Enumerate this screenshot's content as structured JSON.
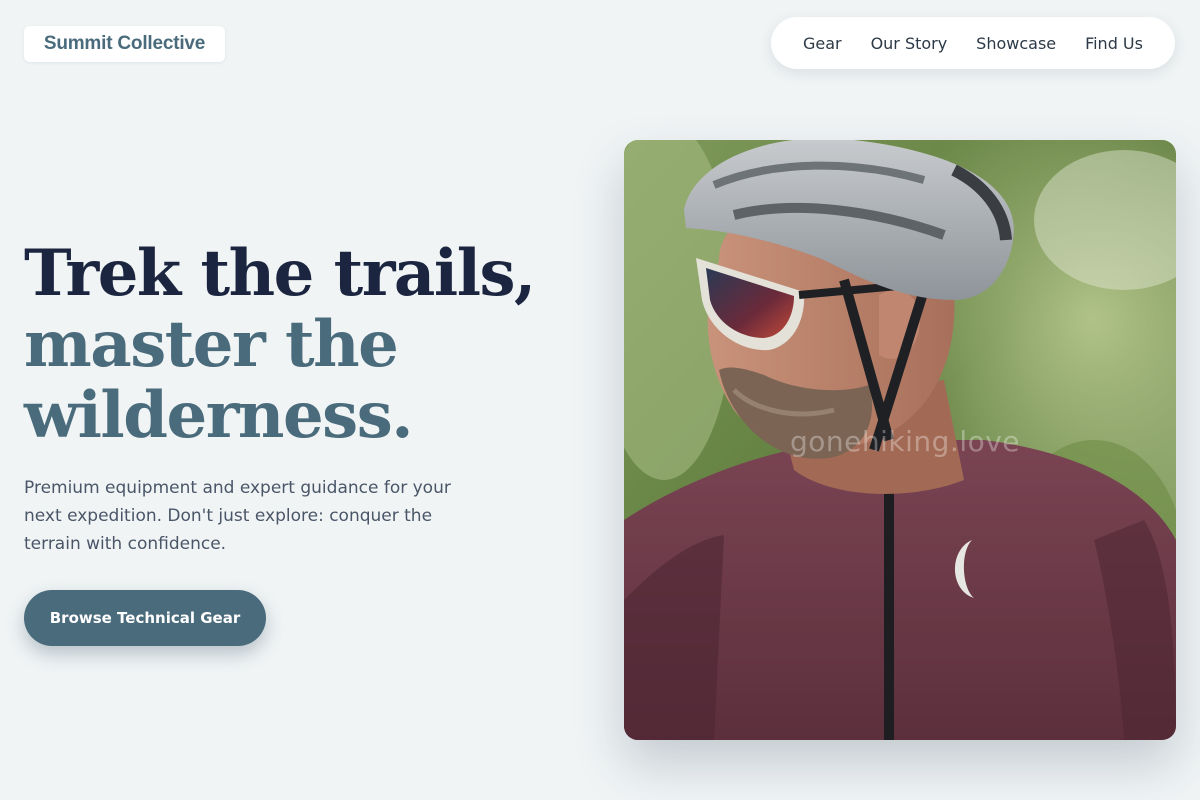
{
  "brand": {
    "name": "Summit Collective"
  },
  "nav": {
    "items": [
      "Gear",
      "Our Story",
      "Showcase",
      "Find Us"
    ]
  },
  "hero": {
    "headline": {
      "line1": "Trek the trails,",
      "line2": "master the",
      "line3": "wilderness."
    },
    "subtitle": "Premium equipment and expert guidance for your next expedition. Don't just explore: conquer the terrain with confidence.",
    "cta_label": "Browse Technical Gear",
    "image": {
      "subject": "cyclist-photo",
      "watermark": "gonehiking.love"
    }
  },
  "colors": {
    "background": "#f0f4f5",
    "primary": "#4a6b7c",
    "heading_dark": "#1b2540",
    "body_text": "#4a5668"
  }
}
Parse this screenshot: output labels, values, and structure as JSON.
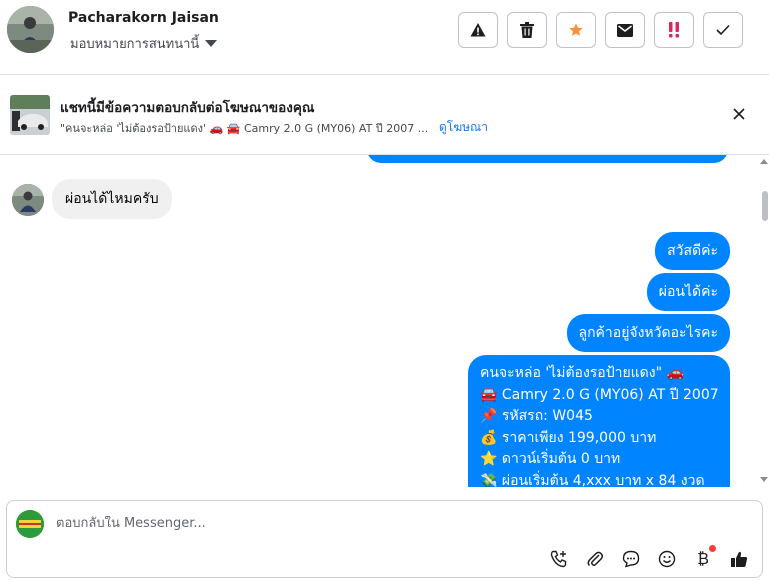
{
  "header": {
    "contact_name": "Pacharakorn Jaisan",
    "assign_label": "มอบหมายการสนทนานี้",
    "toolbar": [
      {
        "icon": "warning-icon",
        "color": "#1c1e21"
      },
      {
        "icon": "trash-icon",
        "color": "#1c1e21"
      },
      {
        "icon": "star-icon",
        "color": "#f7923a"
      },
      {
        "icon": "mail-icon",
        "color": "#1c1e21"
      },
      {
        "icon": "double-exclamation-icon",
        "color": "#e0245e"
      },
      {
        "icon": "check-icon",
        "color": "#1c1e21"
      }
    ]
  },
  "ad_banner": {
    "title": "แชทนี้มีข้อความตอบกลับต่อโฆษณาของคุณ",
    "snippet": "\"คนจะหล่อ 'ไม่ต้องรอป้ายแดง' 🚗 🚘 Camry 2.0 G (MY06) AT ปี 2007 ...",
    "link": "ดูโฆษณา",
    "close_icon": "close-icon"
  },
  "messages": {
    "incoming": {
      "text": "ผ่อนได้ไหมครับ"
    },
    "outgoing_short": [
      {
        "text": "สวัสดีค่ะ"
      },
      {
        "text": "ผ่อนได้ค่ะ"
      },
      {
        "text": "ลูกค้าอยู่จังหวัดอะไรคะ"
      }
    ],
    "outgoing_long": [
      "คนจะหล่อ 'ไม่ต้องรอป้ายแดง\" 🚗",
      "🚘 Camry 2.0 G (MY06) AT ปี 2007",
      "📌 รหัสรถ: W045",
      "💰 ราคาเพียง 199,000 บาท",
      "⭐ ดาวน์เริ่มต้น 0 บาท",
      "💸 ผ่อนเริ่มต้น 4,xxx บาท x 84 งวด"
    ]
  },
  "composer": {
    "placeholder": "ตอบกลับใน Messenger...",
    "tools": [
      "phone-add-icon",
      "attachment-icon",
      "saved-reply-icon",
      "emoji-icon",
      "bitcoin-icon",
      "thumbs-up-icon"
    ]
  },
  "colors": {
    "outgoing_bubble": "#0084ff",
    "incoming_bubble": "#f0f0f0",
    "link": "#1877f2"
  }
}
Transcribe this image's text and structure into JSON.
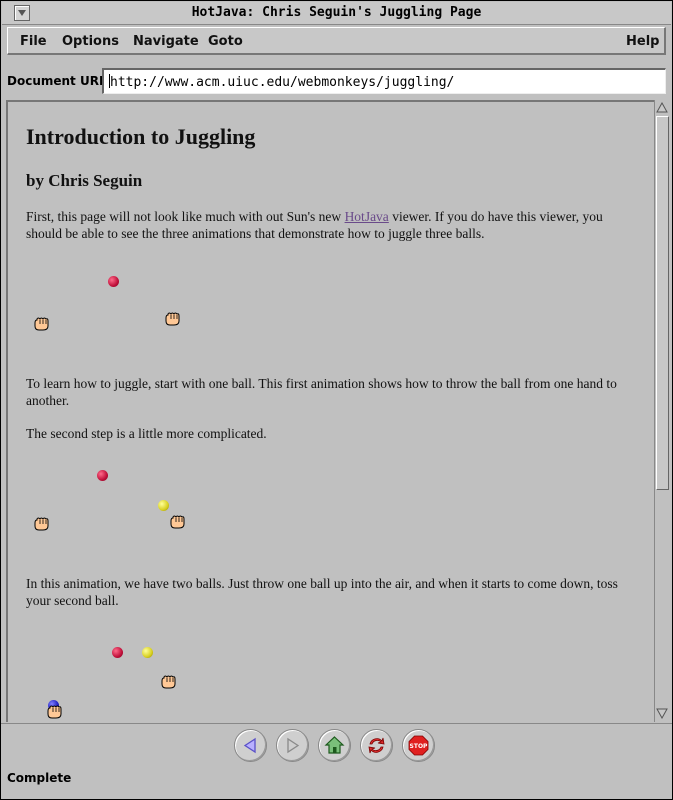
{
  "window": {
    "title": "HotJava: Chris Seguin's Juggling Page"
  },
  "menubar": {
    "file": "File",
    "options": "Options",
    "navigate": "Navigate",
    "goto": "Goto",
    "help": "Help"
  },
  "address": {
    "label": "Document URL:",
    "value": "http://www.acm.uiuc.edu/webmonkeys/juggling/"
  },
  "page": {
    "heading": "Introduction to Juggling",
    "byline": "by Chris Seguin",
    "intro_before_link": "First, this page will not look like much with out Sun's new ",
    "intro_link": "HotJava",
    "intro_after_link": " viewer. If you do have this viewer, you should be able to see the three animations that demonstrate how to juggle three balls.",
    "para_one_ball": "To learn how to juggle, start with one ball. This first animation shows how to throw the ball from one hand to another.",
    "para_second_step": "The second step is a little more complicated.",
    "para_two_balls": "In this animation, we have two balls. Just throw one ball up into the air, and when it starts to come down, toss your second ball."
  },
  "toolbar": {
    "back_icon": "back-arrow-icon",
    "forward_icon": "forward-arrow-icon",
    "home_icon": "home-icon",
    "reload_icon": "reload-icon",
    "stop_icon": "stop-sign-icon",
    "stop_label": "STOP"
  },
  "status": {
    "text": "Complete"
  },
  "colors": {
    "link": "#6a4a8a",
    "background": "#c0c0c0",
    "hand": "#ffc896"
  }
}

________________________________________

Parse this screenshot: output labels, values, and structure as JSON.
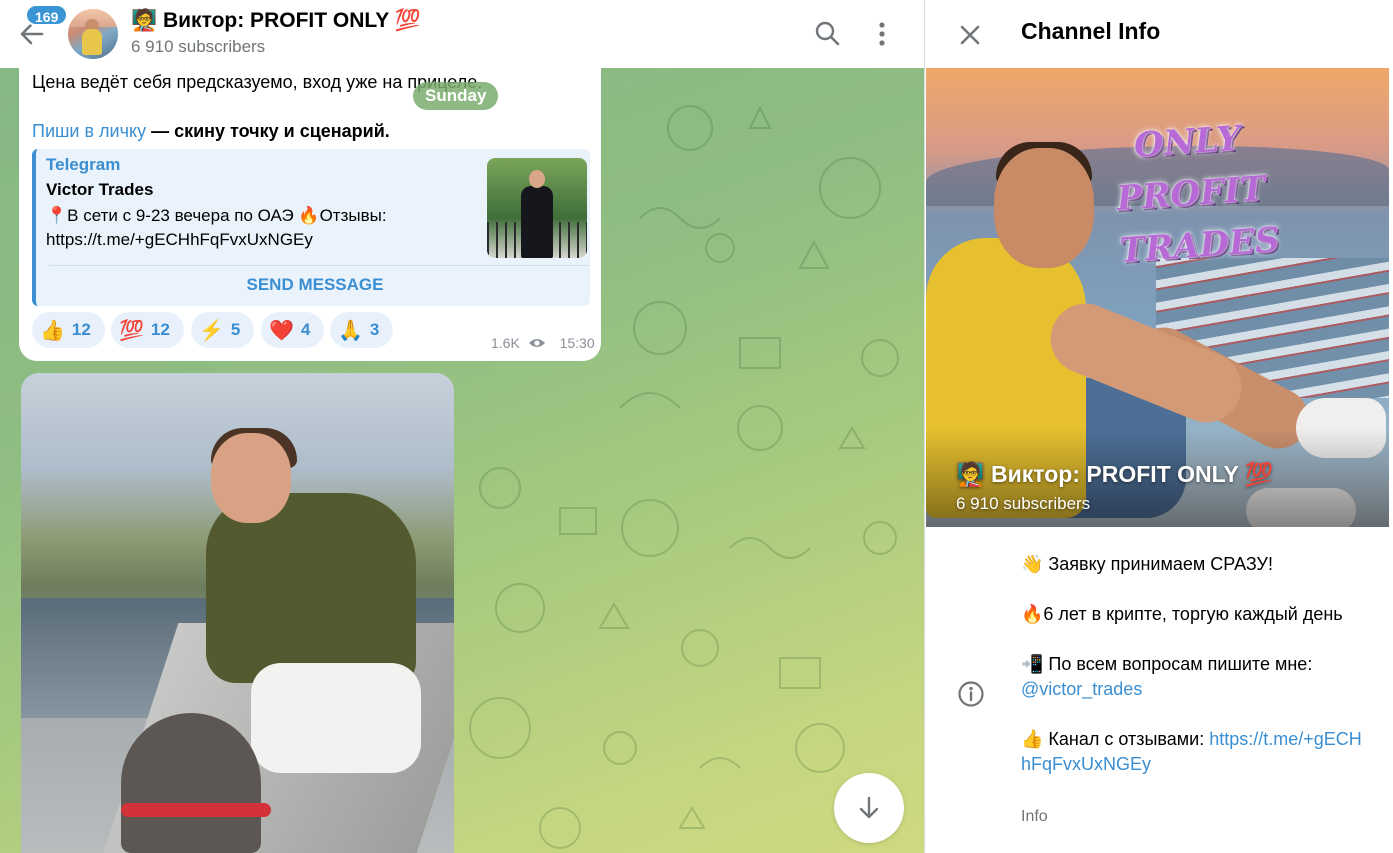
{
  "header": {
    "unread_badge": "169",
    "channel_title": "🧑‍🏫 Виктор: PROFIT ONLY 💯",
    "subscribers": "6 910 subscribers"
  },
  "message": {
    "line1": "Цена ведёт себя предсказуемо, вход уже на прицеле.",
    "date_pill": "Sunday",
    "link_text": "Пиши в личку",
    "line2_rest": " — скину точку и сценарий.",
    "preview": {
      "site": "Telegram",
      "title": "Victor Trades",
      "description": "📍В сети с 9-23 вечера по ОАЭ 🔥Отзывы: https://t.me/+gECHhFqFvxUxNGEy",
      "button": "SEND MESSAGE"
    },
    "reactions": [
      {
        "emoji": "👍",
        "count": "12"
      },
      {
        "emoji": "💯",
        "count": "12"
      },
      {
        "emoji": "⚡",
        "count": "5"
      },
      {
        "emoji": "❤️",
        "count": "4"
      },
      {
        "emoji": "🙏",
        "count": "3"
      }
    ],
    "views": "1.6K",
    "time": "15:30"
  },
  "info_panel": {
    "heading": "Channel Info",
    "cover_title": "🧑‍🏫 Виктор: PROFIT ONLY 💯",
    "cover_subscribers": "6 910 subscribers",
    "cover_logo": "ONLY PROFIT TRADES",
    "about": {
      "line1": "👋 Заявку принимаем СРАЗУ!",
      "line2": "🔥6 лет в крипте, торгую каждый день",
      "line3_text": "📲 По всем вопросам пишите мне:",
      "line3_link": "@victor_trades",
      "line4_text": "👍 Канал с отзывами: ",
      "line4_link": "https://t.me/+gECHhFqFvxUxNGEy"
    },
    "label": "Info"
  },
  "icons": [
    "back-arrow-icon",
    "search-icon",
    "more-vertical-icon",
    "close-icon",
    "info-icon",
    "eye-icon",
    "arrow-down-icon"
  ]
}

________________________________________

◆ EXERCISE DESCRIPTION:
Nothing but a number is needed here: how many lines hold the string "second"?

◆ PROBLEM SOLUTION:
2